▶ Records shown
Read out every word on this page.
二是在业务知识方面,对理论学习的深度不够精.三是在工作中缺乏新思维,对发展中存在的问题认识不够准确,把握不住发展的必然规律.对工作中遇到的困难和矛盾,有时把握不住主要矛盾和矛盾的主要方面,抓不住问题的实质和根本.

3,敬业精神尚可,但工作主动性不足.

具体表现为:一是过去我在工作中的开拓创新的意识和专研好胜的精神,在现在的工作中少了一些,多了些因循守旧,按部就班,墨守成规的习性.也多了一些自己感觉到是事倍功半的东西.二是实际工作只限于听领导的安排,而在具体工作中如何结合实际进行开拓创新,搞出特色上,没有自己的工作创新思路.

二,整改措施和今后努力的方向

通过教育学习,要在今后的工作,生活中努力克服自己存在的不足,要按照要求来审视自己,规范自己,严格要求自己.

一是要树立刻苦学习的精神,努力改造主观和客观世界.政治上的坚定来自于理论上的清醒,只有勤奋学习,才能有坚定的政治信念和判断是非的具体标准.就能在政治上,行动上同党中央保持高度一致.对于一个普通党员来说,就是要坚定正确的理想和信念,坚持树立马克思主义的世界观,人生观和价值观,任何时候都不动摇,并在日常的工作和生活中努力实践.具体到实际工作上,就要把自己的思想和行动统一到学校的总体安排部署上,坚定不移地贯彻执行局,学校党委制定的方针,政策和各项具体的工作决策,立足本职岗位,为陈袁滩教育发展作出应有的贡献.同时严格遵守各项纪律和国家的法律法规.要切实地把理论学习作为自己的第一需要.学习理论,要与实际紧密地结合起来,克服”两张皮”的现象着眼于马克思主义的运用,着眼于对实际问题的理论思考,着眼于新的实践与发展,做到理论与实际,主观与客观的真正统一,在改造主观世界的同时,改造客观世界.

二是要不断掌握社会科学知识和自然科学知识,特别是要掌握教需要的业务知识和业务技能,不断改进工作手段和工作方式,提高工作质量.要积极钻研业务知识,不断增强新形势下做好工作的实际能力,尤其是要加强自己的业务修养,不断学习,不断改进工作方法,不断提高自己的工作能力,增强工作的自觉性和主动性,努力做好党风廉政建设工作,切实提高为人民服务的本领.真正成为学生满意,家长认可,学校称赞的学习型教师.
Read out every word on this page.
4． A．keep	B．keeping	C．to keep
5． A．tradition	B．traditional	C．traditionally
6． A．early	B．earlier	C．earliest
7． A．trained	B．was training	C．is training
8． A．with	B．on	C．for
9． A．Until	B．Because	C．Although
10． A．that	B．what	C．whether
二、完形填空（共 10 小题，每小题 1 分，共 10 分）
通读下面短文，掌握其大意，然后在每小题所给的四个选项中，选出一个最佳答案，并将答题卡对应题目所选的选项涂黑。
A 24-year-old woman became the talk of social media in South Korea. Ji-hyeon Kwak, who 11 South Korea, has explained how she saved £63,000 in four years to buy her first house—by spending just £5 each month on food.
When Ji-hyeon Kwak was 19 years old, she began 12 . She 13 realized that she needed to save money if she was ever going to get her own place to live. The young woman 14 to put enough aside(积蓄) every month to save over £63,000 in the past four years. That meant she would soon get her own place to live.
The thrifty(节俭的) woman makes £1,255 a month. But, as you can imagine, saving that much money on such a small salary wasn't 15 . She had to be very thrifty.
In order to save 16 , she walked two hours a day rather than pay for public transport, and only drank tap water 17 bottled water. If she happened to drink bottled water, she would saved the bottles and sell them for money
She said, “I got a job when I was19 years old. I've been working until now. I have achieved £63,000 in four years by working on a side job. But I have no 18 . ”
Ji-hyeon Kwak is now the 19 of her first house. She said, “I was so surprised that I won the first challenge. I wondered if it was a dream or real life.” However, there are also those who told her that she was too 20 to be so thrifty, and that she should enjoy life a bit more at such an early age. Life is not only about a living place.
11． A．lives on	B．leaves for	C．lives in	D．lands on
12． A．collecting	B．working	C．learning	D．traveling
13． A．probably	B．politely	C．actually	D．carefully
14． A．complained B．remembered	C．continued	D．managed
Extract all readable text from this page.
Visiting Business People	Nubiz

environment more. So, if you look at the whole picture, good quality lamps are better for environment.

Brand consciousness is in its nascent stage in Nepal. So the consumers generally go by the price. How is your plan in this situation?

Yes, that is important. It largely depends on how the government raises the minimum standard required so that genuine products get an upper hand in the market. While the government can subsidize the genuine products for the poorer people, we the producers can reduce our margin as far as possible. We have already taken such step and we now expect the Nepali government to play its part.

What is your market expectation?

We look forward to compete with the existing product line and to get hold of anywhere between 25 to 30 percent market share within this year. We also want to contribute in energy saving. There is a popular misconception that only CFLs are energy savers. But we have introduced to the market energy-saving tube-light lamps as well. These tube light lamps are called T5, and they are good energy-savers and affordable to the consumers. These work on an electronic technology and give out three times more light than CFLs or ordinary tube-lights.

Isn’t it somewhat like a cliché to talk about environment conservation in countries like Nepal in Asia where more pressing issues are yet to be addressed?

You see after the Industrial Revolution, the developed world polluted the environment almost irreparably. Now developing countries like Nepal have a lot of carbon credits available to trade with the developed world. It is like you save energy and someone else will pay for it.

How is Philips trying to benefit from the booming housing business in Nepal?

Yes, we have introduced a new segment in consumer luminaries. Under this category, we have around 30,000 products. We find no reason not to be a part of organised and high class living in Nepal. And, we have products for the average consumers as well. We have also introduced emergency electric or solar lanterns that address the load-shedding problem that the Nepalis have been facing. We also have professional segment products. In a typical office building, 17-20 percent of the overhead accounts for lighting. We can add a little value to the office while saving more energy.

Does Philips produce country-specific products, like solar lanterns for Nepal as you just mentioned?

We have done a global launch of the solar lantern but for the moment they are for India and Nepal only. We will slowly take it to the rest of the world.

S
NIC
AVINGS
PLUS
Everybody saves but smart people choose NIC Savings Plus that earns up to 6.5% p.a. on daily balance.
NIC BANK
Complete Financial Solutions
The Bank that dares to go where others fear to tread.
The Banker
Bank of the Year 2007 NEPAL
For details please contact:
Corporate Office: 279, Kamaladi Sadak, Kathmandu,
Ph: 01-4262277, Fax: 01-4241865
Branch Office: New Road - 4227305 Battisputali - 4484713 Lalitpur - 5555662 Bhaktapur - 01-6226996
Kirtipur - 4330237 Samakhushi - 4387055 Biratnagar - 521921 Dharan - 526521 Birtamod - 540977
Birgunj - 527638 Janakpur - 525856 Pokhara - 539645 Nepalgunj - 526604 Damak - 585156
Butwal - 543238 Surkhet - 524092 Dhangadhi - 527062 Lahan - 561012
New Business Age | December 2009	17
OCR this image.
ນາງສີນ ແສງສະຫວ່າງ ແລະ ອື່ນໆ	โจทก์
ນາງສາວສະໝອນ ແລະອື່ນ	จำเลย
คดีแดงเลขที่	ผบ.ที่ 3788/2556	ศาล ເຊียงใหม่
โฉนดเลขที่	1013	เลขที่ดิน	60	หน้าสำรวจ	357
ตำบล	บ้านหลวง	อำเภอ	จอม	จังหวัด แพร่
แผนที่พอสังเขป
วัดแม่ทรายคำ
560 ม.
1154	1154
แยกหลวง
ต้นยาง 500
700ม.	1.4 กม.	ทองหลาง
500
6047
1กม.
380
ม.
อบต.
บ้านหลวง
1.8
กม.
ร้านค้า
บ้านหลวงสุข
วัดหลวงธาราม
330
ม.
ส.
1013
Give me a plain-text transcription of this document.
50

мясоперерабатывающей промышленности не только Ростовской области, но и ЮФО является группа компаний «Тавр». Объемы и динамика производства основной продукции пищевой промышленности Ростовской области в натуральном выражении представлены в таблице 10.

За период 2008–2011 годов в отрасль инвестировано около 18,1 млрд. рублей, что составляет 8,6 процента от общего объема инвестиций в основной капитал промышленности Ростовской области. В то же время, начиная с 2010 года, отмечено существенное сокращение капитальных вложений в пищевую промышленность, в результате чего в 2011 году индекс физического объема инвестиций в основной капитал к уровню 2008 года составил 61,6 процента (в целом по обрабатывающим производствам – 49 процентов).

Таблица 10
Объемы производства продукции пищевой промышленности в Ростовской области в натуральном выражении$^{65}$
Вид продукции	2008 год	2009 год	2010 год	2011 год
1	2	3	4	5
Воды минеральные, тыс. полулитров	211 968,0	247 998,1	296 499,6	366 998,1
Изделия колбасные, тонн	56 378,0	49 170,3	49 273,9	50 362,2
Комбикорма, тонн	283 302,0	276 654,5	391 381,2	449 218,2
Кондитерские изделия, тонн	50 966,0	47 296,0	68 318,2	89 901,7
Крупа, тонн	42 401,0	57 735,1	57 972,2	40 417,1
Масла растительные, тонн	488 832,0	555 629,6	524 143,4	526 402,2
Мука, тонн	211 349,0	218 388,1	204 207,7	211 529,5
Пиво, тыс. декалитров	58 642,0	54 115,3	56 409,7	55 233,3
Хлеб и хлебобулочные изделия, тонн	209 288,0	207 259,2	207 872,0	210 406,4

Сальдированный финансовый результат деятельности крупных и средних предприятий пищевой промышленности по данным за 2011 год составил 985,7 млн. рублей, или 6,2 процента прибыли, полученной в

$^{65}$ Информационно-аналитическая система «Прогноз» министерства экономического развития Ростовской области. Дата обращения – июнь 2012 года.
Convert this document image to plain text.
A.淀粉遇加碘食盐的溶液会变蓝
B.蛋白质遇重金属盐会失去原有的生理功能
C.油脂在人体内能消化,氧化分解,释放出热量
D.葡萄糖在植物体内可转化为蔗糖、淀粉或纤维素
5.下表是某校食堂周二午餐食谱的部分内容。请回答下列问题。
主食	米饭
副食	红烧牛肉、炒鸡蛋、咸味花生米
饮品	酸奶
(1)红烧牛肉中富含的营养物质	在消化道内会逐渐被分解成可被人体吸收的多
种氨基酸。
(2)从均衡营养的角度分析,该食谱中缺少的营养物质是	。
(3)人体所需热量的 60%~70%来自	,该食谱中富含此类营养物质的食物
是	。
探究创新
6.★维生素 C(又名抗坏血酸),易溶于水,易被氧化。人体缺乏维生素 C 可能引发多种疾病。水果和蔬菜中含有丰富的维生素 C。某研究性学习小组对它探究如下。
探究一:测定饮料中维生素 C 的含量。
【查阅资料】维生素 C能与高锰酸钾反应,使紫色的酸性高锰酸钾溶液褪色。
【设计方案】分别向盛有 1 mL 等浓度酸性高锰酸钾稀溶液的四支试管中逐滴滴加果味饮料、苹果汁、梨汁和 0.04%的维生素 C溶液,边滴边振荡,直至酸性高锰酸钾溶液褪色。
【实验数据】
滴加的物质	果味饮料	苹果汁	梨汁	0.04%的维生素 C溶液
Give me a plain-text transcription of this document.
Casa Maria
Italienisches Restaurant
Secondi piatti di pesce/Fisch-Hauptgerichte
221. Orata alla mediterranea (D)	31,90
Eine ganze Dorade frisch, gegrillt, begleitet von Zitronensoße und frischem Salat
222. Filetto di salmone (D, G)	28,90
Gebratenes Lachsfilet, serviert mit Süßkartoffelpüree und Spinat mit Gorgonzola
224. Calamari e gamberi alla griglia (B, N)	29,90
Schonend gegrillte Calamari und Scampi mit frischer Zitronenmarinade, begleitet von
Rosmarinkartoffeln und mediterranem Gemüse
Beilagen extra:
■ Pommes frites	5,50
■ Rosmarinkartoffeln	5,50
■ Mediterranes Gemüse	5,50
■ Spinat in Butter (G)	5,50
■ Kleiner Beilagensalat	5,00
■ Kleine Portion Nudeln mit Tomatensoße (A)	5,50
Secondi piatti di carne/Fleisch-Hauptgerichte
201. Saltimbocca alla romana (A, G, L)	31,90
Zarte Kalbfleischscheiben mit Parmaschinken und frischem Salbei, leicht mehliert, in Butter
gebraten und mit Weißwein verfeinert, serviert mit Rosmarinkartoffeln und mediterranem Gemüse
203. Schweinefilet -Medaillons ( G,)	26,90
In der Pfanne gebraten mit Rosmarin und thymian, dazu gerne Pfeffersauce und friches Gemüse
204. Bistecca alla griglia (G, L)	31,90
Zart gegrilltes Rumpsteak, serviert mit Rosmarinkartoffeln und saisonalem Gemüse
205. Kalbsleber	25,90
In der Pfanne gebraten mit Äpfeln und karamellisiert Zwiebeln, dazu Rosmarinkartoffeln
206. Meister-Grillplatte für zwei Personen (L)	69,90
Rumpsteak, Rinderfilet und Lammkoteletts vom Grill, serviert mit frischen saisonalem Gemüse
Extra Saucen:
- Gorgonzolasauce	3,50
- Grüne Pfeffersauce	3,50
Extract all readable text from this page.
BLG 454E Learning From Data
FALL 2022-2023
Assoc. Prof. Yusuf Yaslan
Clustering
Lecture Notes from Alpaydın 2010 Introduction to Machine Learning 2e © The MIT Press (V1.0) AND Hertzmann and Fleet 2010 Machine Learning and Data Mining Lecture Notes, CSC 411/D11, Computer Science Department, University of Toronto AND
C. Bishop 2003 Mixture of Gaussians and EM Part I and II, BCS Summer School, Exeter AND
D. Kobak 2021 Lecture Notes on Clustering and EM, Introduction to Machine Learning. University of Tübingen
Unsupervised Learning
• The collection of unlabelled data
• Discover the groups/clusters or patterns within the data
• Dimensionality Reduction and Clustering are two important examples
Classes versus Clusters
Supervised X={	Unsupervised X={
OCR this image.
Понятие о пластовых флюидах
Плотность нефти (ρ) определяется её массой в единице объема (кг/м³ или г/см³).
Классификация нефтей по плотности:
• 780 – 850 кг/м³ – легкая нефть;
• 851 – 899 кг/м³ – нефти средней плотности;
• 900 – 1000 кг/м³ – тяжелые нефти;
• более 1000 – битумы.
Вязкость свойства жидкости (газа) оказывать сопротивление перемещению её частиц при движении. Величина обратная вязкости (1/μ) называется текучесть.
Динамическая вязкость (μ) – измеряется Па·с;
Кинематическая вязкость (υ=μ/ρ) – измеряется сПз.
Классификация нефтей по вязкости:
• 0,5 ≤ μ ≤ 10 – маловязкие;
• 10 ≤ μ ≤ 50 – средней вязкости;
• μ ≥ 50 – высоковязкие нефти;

▶ What you are asked to do
Scan the data above; copy every line where "Unsupervised" appears.

▶ Right answer
Unsupervised Learning
Supervised X={	Unsupervised X={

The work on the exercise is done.